TASK BRIEF:
Below are the records. List every line holding the word "individuals".

AVAILABLE DATA:
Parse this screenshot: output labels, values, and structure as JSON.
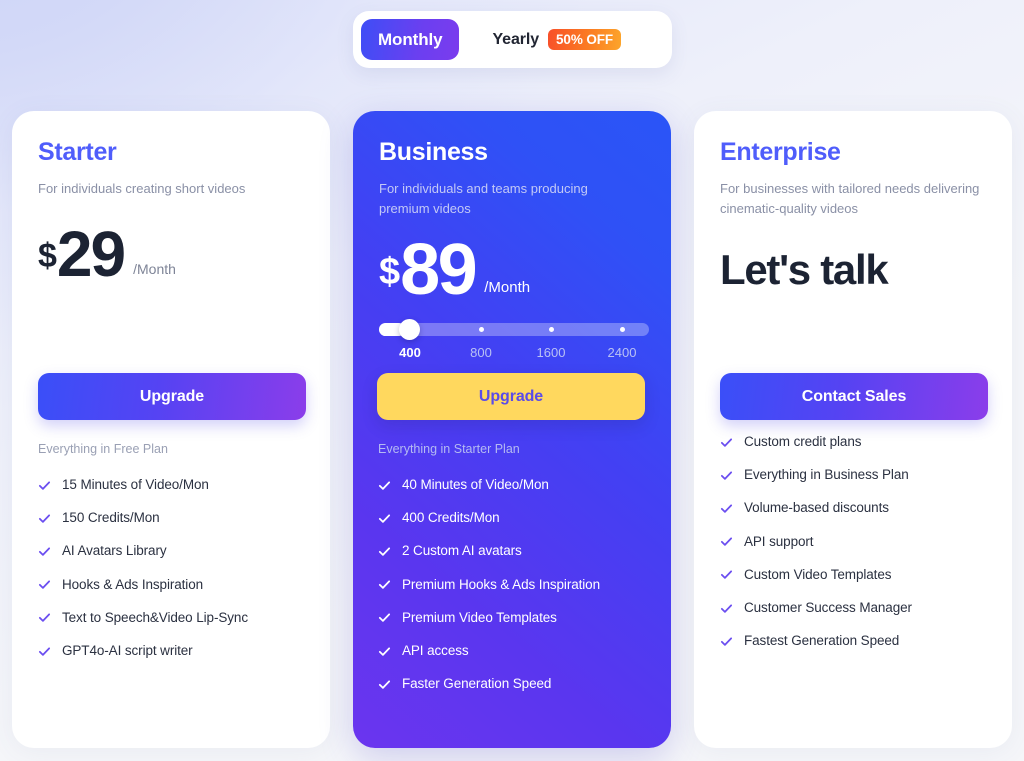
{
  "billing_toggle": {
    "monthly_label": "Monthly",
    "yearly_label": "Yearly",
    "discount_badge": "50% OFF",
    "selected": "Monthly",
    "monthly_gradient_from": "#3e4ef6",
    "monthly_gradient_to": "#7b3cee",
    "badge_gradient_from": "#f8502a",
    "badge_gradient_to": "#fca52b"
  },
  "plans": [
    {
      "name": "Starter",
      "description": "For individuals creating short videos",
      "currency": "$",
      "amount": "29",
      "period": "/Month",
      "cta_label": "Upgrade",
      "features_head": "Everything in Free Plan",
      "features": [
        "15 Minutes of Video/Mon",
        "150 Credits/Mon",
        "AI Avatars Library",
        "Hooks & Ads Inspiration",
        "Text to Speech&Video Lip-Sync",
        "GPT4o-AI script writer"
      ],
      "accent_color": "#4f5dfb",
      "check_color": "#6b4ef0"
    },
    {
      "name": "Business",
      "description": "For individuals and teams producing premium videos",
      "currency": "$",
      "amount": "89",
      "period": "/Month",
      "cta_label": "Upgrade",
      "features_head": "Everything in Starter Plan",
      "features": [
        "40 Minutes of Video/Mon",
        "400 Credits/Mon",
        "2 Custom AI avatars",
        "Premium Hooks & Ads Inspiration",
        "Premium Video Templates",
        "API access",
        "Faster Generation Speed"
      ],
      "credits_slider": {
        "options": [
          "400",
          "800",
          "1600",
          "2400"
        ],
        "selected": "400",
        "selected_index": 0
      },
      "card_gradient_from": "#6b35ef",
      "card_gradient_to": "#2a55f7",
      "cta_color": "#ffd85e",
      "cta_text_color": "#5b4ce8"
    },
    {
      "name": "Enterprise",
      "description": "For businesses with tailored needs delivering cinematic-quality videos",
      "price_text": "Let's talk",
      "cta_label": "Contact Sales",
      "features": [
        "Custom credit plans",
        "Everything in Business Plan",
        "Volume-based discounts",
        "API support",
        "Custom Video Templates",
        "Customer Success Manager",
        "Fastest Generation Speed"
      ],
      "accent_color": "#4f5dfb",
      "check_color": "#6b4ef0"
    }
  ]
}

...

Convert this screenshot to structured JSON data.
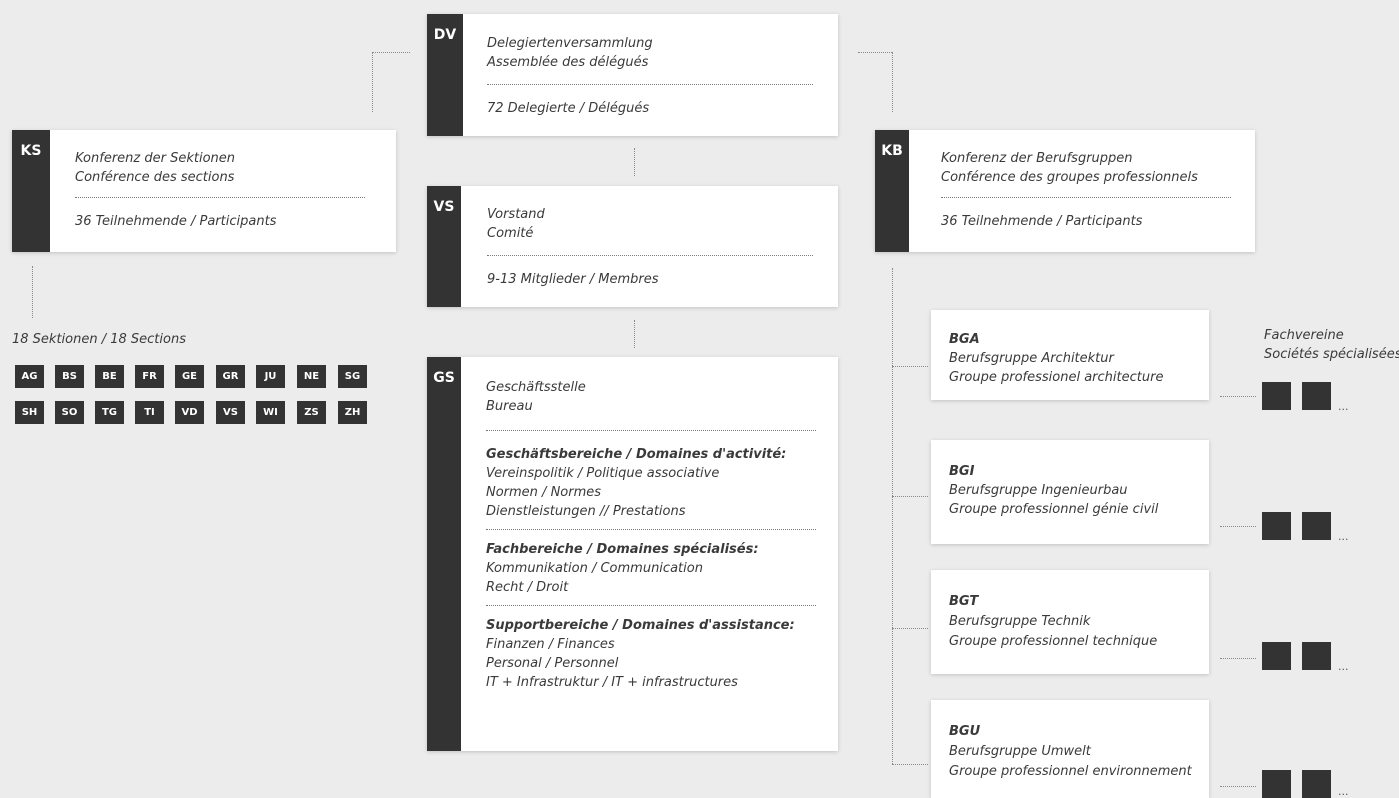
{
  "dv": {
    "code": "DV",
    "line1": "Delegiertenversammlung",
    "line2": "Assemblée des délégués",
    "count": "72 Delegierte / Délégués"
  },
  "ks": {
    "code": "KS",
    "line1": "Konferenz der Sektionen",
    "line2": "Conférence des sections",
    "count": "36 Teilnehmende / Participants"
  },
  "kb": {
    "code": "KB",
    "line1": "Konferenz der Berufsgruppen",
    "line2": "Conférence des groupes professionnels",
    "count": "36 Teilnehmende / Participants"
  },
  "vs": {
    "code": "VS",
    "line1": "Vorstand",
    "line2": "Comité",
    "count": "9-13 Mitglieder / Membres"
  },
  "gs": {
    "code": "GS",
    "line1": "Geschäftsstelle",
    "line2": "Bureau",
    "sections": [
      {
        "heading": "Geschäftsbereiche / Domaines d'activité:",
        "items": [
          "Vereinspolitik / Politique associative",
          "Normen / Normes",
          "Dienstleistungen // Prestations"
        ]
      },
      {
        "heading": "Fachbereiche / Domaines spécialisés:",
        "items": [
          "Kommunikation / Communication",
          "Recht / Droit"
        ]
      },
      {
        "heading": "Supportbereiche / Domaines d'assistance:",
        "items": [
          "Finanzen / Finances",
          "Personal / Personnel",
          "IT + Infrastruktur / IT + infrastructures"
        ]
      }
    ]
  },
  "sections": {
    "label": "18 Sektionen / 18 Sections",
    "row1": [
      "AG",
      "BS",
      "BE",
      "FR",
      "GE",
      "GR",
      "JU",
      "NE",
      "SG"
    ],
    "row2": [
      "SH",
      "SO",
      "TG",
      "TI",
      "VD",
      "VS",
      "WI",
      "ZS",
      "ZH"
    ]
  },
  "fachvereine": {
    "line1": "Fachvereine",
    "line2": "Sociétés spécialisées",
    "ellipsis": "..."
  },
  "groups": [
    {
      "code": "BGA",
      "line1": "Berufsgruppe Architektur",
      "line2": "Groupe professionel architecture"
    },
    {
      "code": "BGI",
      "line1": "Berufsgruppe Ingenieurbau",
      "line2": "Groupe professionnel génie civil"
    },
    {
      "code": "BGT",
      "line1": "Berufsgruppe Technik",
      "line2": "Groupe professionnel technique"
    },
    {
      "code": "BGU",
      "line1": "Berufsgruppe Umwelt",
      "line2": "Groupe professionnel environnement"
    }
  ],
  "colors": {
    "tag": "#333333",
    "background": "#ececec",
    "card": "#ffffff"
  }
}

EXERCISE RESULT:
      "description": "For individuals creating short videos",
      "description": "For individuals and teams producing premium videos",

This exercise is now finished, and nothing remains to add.